# [Trecho do documento]
A rotina de quem cuida de um idoso dependente dentro de casa costuma ser intensa, silenciosa e, muitas vezes, invisível. Pensando nessa realidade,o Paraná criou a Bolsa Cuidador Familiar, um programa que oferece apoio financeiro mensal a familiares que precisaram abrir mão do trabalho formal para se dedicar integralmente ao cuidado de idosos em situação de dependência.
Em 2025, o benefício corresponde a meio salário mínimo, cerca de R$ 759 por mês, valor que funciona como um complemento importante para famílias em situação de vulnerabilidade social. A proposta permite que o idoso permaneça em casa, no convívio familiar, com dignidade e assistência contínua.
Como funciona a Bolsa Cuidador Familiar no Paraná
A Bolsa Cuidador Familiar faz parte do programa estadual Paraná Amigo da Pessoa Idosa e é coordenada pela Secretaria da Mulher, Igualdade Racial e Pessoa Idosa (Semipi). O pagamento do benefício começou a ser liberado a partir de dezembro de 2025, após uma fase de testes em alguns municípios.

# [O que fazer]
(1) Responda às perguntas sobre o texto da Bolsa Cuidador Familiar, uma por linha:
(a) Qual é o valor mensal aproximado do benefício em 2025?
(b) Qual órgão coordena a Bolsa Cuidador Familiar?
(c) A partir de quando o pagamento do benefício começou a ser liberado?
(2) Transcreva sem alterações o trecho do texto sobre a Bolsa Cuidador Familiar que se inicia com as palavras "Em 2025, o benefício" e termina com "em alguns municípios.".
(3) Retome o texto sobre a Bolsa Cuidador Familiar e dê continuidade a ele a partir da última frase apresentada.
Os registros a seguir vêm de outra fonte.

[Itens de dados]
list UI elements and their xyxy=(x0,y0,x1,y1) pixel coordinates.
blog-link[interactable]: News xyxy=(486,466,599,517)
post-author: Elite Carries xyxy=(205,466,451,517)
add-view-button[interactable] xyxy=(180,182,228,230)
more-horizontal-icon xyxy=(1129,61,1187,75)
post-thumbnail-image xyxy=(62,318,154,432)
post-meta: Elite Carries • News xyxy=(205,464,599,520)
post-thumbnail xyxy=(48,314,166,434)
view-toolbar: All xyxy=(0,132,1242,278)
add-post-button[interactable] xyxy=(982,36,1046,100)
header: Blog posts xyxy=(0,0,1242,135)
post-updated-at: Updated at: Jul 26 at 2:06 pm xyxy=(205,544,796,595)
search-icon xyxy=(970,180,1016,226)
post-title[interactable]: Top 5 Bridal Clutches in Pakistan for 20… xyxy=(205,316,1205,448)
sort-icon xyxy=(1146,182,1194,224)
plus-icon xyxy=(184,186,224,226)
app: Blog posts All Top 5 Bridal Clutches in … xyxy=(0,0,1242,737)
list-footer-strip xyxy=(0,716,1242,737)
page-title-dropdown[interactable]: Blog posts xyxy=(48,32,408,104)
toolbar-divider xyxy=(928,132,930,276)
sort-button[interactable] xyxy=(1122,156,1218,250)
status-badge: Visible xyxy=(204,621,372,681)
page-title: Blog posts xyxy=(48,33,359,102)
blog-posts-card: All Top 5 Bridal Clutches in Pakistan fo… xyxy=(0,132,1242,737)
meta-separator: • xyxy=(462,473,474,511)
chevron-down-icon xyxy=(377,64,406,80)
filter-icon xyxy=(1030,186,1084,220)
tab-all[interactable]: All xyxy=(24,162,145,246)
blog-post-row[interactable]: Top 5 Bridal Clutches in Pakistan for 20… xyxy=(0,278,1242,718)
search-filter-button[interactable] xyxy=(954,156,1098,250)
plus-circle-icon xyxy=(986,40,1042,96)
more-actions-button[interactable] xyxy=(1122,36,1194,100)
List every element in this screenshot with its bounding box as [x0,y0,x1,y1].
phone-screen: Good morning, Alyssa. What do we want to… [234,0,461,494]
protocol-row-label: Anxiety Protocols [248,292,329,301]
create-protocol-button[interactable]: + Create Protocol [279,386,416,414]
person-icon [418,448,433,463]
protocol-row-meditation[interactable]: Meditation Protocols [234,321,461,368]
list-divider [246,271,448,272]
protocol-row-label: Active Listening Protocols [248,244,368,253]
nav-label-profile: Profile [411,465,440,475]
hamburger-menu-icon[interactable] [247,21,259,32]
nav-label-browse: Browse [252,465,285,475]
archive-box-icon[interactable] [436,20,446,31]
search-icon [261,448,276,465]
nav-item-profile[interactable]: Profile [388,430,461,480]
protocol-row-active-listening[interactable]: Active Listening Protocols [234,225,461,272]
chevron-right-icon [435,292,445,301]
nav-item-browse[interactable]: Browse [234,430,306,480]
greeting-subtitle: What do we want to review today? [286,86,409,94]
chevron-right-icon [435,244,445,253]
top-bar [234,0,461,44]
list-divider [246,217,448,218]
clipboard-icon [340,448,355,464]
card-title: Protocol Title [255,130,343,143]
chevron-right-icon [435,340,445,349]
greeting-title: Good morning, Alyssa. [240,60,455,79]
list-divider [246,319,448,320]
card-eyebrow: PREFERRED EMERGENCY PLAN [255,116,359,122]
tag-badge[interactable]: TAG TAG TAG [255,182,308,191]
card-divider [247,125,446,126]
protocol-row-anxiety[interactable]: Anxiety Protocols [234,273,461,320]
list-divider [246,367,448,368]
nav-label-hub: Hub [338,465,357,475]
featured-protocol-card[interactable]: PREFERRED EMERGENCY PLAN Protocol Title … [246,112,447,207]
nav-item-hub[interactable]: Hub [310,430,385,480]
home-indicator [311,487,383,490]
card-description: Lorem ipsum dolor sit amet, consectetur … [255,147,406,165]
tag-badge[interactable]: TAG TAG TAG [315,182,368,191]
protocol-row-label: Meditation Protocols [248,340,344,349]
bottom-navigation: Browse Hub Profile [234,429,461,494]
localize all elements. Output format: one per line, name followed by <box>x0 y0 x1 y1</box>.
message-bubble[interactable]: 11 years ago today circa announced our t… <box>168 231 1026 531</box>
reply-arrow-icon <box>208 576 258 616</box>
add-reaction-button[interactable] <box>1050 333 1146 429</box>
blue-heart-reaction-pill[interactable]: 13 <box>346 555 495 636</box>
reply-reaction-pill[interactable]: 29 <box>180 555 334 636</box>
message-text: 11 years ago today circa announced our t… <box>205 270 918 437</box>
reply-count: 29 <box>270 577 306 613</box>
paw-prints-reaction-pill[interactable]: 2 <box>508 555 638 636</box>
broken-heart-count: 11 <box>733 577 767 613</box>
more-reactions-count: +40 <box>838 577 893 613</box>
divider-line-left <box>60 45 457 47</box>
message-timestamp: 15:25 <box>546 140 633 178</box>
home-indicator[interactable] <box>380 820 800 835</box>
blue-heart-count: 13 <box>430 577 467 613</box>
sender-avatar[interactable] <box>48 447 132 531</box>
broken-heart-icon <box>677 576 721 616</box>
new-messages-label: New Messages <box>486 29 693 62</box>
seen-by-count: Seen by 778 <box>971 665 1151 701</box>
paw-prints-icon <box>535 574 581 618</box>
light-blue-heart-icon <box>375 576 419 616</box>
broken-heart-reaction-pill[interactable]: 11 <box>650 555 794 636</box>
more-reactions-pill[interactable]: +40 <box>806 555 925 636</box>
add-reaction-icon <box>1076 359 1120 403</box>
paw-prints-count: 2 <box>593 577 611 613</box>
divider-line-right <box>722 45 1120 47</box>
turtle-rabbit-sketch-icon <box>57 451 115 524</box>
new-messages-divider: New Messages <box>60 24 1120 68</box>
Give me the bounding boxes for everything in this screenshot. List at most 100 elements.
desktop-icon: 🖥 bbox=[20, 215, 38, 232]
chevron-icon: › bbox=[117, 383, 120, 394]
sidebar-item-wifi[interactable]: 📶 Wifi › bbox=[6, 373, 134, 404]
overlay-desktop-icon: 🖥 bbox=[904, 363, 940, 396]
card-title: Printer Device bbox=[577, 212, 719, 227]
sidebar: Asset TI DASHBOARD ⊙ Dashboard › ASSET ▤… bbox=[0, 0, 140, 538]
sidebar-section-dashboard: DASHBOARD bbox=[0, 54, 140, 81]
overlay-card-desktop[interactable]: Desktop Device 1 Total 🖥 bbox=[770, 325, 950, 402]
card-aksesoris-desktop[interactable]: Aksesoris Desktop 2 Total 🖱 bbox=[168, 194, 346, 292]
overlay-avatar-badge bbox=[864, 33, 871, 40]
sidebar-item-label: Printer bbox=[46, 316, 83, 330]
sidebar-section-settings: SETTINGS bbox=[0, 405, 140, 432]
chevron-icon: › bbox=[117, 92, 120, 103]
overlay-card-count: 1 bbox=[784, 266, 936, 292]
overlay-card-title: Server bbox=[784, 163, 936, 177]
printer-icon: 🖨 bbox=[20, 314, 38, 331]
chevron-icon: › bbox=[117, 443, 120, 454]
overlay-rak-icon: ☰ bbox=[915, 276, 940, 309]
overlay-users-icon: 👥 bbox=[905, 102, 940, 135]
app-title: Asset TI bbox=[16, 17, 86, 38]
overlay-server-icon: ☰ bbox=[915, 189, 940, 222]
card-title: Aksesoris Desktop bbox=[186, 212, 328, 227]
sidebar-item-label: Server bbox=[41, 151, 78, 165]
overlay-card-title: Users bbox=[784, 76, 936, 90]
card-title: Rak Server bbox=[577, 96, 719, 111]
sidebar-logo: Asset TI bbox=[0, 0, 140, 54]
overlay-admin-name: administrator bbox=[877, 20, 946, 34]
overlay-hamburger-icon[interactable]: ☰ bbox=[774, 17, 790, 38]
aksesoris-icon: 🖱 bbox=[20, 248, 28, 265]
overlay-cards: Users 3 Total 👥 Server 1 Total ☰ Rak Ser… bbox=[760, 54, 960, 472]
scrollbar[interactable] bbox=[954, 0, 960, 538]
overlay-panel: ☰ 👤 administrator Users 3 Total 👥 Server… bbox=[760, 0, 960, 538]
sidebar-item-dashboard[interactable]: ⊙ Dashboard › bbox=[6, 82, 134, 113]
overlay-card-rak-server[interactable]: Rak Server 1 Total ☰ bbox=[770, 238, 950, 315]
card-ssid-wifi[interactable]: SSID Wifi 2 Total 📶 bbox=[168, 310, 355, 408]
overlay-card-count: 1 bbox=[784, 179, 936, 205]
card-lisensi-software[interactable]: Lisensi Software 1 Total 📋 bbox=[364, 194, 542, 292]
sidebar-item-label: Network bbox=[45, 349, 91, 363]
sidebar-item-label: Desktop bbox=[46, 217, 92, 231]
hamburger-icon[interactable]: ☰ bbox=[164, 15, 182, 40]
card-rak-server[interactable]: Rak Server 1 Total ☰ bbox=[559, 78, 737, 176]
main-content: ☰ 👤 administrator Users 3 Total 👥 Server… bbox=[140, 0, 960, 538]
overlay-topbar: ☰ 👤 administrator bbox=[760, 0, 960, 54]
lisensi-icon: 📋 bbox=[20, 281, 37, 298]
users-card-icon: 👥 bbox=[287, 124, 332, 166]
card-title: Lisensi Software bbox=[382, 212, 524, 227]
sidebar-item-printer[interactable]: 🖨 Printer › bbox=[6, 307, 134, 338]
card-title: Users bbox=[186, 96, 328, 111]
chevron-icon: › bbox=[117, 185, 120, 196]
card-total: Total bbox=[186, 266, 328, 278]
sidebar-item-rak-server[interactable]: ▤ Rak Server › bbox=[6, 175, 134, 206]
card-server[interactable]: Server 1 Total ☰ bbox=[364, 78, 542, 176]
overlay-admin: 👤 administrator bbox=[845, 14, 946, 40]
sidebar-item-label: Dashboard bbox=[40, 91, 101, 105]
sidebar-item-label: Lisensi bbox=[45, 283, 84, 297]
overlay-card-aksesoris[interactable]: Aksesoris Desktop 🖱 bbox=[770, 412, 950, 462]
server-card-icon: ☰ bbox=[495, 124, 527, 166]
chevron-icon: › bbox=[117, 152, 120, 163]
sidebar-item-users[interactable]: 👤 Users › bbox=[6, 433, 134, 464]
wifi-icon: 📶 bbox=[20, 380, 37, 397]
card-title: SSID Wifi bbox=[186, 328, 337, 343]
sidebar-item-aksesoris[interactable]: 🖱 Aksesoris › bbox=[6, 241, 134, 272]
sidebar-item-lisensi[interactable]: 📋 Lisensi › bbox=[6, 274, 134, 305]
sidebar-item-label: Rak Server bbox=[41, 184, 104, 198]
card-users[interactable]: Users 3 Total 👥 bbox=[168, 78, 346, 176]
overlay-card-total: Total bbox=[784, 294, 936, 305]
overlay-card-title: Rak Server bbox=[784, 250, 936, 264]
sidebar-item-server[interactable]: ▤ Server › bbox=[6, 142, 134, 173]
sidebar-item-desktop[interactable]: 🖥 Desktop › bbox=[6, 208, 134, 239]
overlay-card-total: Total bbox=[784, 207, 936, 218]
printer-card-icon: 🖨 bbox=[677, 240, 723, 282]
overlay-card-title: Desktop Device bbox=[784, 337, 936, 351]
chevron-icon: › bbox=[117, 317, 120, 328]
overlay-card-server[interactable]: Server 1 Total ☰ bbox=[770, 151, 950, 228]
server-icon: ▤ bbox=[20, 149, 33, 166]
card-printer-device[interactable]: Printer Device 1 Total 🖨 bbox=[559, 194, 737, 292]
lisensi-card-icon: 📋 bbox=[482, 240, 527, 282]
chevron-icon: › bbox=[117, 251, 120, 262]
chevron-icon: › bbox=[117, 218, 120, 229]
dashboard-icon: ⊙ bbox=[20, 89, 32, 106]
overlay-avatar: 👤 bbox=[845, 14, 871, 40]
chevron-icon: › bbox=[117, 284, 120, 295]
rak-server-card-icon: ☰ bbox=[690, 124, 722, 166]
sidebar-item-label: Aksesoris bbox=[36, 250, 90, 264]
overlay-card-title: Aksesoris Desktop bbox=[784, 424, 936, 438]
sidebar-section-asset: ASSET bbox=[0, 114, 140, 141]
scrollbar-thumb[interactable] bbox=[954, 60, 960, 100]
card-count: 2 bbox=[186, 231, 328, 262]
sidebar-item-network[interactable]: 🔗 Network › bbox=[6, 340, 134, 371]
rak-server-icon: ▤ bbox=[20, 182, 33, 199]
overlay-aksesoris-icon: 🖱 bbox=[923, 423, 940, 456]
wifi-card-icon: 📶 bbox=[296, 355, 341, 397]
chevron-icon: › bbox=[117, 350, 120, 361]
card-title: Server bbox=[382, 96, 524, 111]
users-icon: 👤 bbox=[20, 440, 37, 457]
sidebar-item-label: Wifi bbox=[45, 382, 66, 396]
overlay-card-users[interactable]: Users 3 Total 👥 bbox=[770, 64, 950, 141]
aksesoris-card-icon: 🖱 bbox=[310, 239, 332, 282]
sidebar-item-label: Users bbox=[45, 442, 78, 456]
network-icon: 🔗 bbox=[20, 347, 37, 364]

# [Resultados das tarefas]
(1)
(a) Cerca de R$ 759 por mês, o equivalente a meio salário mínimo.
(b) A Secretaria da Mulher, Igualdade Racial e Pessoa Idosa (Semipi).
(c) A partir de dezembro de 2025.

(2)
Em 2025, o benefício corresponde a meio salário mínimo, cerca de R$ 759 por mês, valor que funciona como um complemento importante para famílias em situação de vulnerabilidade social. A proposta permite que o idoso permaneça em casa, no convívio familiar, com dignidade e assistência contínua.
Como funciona a Bolsa Cuidador Familiar no Paraná
A Bolsa Cuidador Familiar faz parte do programa estadual Paraná Amigo da Pessoa Idosa e é coordenada pela Secretaria da Mulher, Igualdade Racial e Pessoa Idosa (Semipi). O pagamento do benefício começou a ser liberado a partir de dezembro de 2025, após uma fase de testes em alguns municípios.

(3)
Em cidades como Ivaiporã, o atendimento é feito pelo Centro de Referência de Assistência Social (Cras), responsável por orientar as famílias, realizar o cadastro e acompanhar os casos aprovados.
O valor é depositado diretamente na conta do cuidador familiar e pode ser pago por até 24 meses, conforme avaliação social periódica. O objetivo é evitar a institucionalização precoce de idosos e fortalecer o cuidado domiciliar com apoio do poder público.
Quem pode receber o benefício
Para ter direito à Bolsa Cuidador Familiar, é necessário atender a critérios específicos. O cuidador deve ser parente direto do idoso, morar na mesma residência e comprovar que a pessoa cuidada é dependente e necessita de atenção constante.
Entre os principais requisitos estão:
- Ser familiar direto do idoso (filho, cônjuge, neto ou parente próximo);
- Residir na mesma casa que a pessoa idosa;
- Estar inscrito no CadÚnico, assim como o idoso;
- Ter renda familiar per capita de até um salário mínimo;
- Comprovar a condição de dependência e a necessidade de cuidados frequentes.
A seleção é criteriosa e exige documentação detalhada, justamente para garantir que o benefício chegue às famílias em maior situação de vulnerabilidade.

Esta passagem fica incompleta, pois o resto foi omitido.